Data items
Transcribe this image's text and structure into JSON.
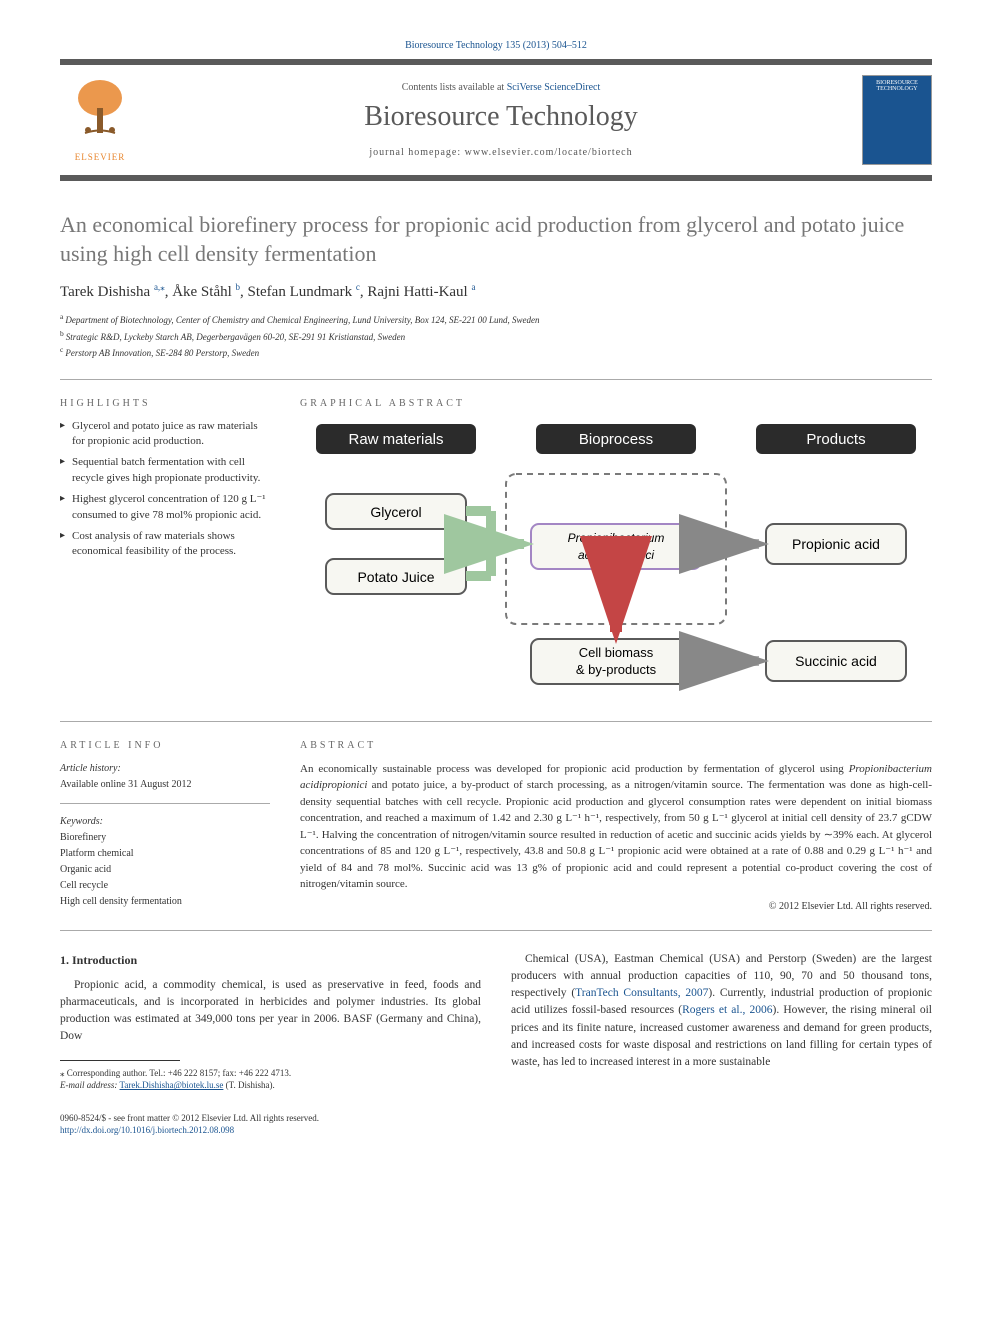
{
  "citation": "Bioresource Technology 135 (2013) 504–512",
  "header": {
    "contents_prefix": "Contents lists available at ",
    "contents_link": "SciVerse ScienceDirect",
    "journal_name": "Bioresource Technology",
    "homepage_prefix": "journal homepage: ",
    "homepage_url": "www.elsevier.com/locate/biortech",
    "publisher": "ELSEVIER",
    "cover_label": "BIORESOURCE TECHNOLOGY"
  },
  "title": "An economical biorefinery process for propionic acid production from glycerol and potato juice using high cell density fermentation",
  "authors_html": "Tarek Dishisha <sup class='sup-link'>a,</sup><sup class='sup-link'>⁎</sup>, Åke Ståhl <sup class='sup-link'>b</sup>, Stefan Lundmark <sup class='sup-link'>c</sup>, Rajni Hatti-Kaul <sup class='sup-link'>a</sup>",
  "affiliations": [
    {
      "sup": "a",
      "text": "Department of Biotechnology, Center of Chemistry and Chemical Engineering, Lund University, Box 124, SE-221 00 Lund, Sweden"
    },
    {
      "sup": "b",
      "text": "Strategic R&D, Lyckeby Starch AB, Degerbergavägen 60-20, SE-291 91 Kristianstad, Sweden"
    },
    {
      "sup": "c",
      "text": "Perstorp AB Innovation, SE-284 80 Perstorp, Sweden"
    }
  ],
  "sections": {
    "highlights_label": "HIGHLIGHTS",
    "graphical_label": "GRAPHICAL ABSTRACT",
    "article_info_label": "ARTICLE INFO",
    "abstract_label": "ABSTRACT"
  },
  "highlights": [
    "Glycerol and potato juice as raw materials for propionic acid production.",
    "Sequential batch fermentation with cell recycle gives high propionate productivity.",
    "Highest glycerol concentration of 120 g L⁻¹ consumed to give 78 mol% propionic acid.",
    "Cost analysis of raw materials shows economical feasibility of the process."
  ],
  "graphical_abstract": {
    "headers": {
      "raw": "Raw materials",
      "bio": "Bioprocess",
      "prod": "Products"
    },
    "nodes": {
      "glycerol": "Glycerol",
      "potato": "Potato Juice",
      "organism": "Propionibacterium acidipropionici",
      "biomass": "Cell biomass & by-products",
      "propionic": "Propionic acid",
      "succinic": "Succinic acid"
    },
    "colors": {
      "header_bg": "#2b2b2b",
      "header_text": "#ffffff",
      "node_bg": "#f7f7f2",
      "node_border": "#5a5a5a",
      "bioprocess_border": "#a386c4",
      "arrow_green": "#9fc79f",
      "arrow_red": "#c44545",
      "arrow_gray": "#b0b0b0",
      "dashed_border": "#7a7a7a"
    }
  },
  "article_info": {
    "history_label": "Article history:",
    "history": "Available online 31 August 2012",
    "keywords_label": "Keywords:",
    "keywords": [
      "Biorefinery",
      "Platform chemical",
      "Organic acid",
      "Cell recycle",
      "High cell density fermentation"
    ]
  },
  "abstract": "An economically sustainable process was developed for propionic acid production by fermentation of glycerol using Propionibacterium acidipropionici and potato juice, a by-product of starch processing, as a nitrogen/vitamin source. The fermentation was done as high-cell-density sequential batches with cell recycle. Propionic acid production and glycerol consumption rates were dependent on initial biomass concentration, and reached a maximum of 1.42 and 2.30 g L⁻¹ h⁻¹, respectively, from 50 g L⁻¹ glycerol at initial cell density of 23.7 gCDW L⁻¹. Halving the concentration of nitrogen/vitamin source resulted in reduction of acetic and succinic acids yields by ∼39% each. At glycerol concentrations of 85 and 120 g L⁻¹, respectively, 43.8 and 50.8 g L⁻¹ propionic acid were obtained at a rate of 0.88 and 0.29 g L⁻¹ h⁻¹ and yield of 84 and 78 mol%. Succinic acid was 13 g% of propionic acid and could represent a potential co-product covering the cost of nitrogen/vitamin source.",
  "copyright": "© 2012 Elsevier Ltd. All rights reserved.",
  "body": {
    "section_number": "1.",
    "section_title": "Introduction",
    "para1": "Propionic acid, a commodity chemical, is used as preservative in feed, foods and pharmaceuticals, and is incorporated in herbicides and polymer industries. Its global production was estimated at 349,000 tons per year in 2006. BASF (Germany and China), Dow",
    "para2_pre": "Chemical (USA), Eastman Chemical (USA) and Perstorp (Sweden) are the largest producers with annual production capacities of 110, 90, 70 and 50 thousand tons, respectively (",
    "para2_link1": "TranTech Consultants, 2007",
    "para2_mid": "). Currently, industrial production of propionic acid utilizes fossil-based resources (",
    "para2_link2": "Rogers et al., 2006",
    "para2_post": "). However, the rising mineral oil prices and its finite nature, increased customer awareness and demand for green products, and increased costs for waste disposal and restrictions on land filling for certain types of waste, has led to increased interest in a more sustainable"
  },
  "footnotes": {
    "corr": "⁎ Corresponding author. Tel.: +46 222 8157; fax: +46 222 4713.",
    "email_label": "E-mail address:",
    "email": "Tarek.Dishisha@biotek.lu.se",
    "email_suffix": "(T. Dishisha)."
  },
  "footer": {
    "line1": "0960-8524/$ - see front matter © 2012 Elsevier Ltd. All rights reserved.",
    "doi": "http://dx.doi.org/10.1016/j.biortech.2012.08.098"
  }
}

» **AIM OF THE EXERCISE**
Copy out the lines above with "reserved" in them.

» **EXPECTED OUTPUT**
  "copyright": "© 2012 Elsevier Ltd. All rights reserved.",
    "line1": "0960-8524/$ - see front matter © 2012 Elsevier Ltd. All rights reserved.",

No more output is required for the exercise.